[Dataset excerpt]
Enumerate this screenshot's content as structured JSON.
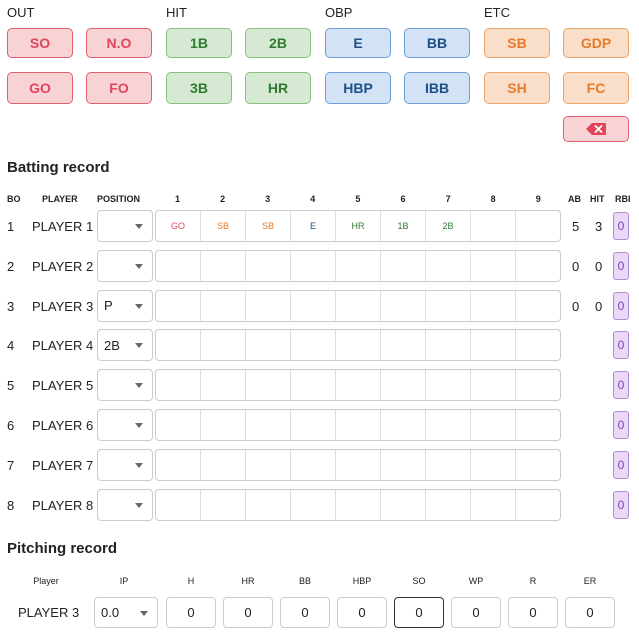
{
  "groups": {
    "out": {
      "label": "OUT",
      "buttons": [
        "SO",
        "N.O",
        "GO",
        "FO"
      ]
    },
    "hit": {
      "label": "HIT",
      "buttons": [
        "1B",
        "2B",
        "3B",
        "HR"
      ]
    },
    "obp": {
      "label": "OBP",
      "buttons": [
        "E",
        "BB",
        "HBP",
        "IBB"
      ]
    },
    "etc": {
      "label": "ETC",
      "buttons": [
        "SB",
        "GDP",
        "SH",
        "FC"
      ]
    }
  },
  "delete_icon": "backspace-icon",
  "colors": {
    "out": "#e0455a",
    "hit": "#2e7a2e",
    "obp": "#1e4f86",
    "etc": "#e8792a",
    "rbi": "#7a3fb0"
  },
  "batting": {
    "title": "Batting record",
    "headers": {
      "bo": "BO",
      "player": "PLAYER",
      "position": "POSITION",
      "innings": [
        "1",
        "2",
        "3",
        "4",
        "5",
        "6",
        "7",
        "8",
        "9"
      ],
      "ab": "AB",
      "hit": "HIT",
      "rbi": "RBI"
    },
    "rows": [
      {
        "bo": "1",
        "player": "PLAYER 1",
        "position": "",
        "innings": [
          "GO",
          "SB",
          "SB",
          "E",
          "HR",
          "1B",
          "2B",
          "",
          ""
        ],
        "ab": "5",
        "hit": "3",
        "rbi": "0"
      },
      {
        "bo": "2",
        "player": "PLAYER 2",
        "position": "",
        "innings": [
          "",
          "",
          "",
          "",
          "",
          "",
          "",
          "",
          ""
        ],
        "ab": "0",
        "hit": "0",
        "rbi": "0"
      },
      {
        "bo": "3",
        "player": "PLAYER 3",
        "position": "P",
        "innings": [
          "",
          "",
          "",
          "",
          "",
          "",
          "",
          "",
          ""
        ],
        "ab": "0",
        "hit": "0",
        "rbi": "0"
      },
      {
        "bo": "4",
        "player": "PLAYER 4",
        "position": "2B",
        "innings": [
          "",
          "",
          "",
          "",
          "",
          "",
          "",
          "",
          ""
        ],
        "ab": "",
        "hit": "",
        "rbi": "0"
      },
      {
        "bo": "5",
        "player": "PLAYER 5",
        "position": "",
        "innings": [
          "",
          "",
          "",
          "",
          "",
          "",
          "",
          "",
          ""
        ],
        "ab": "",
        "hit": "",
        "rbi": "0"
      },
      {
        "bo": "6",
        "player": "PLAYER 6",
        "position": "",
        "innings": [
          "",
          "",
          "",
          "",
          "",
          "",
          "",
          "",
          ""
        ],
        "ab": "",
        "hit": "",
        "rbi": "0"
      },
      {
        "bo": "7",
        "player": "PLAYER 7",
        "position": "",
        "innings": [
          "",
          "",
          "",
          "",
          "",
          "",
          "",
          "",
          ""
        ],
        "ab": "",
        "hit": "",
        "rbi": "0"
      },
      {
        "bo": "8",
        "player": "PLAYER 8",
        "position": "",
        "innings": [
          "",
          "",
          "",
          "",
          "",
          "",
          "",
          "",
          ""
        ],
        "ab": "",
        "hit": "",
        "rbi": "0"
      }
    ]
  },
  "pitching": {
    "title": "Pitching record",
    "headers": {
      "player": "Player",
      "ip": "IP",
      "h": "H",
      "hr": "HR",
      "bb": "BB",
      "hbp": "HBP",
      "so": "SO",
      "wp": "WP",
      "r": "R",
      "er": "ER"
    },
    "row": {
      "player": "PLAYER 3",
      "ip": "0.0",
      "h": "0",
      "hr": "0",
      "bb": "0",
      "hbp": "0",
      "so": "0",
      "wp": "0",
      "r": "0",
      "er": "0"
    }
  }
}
==
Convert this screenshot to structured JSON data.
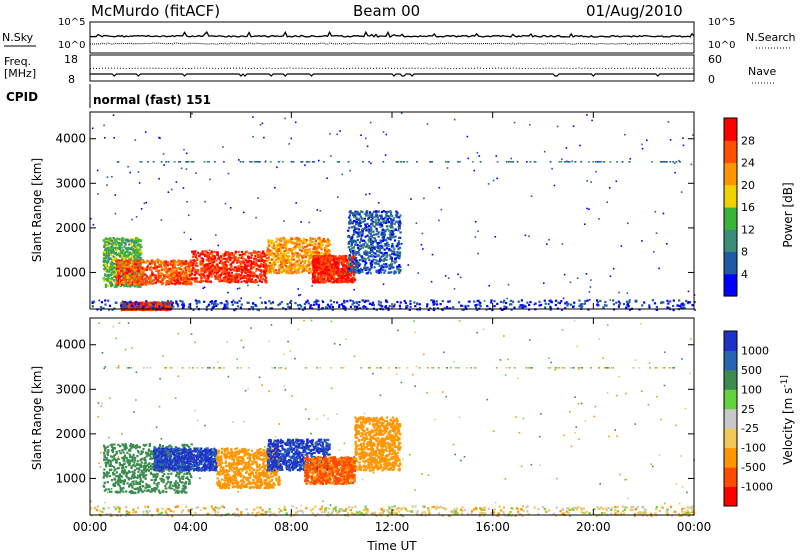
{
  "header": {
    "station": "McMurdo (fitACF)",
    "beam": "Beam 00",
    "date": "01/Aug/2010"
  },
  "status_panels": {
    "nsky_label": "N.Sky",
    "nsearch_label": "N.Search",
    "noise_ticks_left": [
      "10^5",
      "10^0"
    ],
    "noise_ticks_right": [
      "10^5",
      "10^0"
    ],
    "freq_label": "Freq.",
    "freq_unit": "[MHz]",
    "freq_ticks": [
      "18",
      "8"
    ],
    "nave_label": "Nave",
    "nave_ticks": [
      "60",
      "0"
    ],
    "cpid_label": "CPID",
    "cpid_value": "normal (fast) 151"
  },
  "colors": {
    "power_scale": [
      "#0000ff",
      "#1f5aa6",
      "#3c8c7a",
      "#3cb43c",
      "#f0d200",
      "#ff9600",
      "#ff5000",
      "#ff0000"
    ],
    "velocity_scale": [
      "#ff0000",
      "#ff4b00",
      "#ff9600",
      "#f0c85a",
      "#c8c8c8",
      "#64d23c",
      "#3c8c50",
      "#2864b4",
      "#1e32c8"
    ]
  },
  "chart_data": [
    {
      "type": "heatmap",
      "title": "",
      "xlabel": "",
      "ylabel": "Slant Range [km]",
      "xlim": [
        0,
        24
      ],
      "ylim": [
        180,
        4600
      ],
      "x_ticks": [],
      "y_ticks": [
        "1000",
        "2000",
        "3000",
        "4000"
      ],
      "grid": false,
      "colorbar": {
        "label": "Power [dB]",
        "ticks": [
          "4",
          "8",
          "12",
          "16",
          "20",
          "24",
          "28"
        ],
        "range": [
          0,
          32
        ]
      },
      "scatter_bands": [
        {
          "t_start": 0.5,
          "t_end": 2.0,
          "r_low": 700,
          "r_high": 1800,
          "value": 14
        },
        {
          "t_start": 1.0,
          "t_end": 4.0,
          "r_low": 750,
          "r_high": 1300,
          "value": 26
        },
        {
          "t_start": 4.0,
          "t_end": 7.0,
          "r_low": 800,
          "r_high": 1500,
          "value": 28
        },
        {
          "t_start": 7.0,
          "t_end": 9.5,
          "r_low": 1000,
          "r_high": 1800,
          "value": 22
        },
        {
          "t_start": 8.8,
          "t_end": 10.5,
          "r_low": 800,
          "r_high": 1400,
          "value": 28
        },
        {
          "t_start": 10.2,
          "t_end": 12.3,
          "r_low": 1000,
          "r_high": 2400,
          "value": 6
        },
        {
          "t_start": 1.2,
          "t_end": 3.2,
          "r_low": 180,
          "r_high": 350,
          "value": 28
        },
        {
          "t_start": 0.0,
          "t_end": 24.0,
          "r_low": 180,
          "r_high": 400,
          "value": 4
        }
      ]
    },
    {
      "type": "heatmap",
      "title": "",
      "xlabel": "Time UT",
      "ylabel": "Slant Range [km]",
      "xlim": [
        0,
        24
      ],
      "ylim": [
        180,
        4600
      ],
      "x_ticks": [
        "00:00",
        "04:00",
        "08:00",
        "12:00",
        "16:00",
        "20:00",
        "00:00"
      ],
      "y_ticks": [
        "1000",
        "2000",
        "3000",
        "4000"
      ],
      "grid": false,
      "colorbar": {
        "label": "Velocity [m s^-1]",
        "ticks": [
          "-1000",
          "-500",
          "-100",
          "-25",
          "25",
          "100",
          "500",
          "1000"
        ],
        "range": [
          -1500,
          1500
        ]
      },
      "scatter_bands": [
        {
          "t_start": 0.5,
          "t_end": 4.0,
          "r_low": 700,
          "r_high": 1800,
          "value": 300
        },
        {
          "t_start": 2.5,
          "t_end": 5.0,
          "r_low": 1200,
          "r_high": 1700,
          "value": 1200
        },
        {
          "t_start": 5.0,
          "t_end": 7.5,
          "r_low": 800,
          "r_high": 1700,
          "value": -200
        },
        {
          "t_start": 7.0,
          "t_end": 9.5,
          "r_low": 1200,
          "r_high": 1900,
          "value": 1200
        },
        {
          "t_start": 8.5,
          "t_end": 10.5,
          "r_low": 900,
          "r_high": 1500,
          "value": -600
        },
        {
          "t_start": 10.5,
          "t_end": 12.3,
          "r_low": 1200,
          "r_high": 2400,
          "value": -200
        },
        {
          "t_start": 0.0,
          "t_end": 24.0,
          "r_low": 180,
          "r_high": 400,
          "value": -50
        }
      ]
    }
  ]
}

• WHAT THE TASK REQUIRES: Search the records for the word "this". Copy every line that has it.

• FINISHED EXERCISE:
Enumerate this screenshot's content as structured JSON.
Convert this screenshot to structured JSON data.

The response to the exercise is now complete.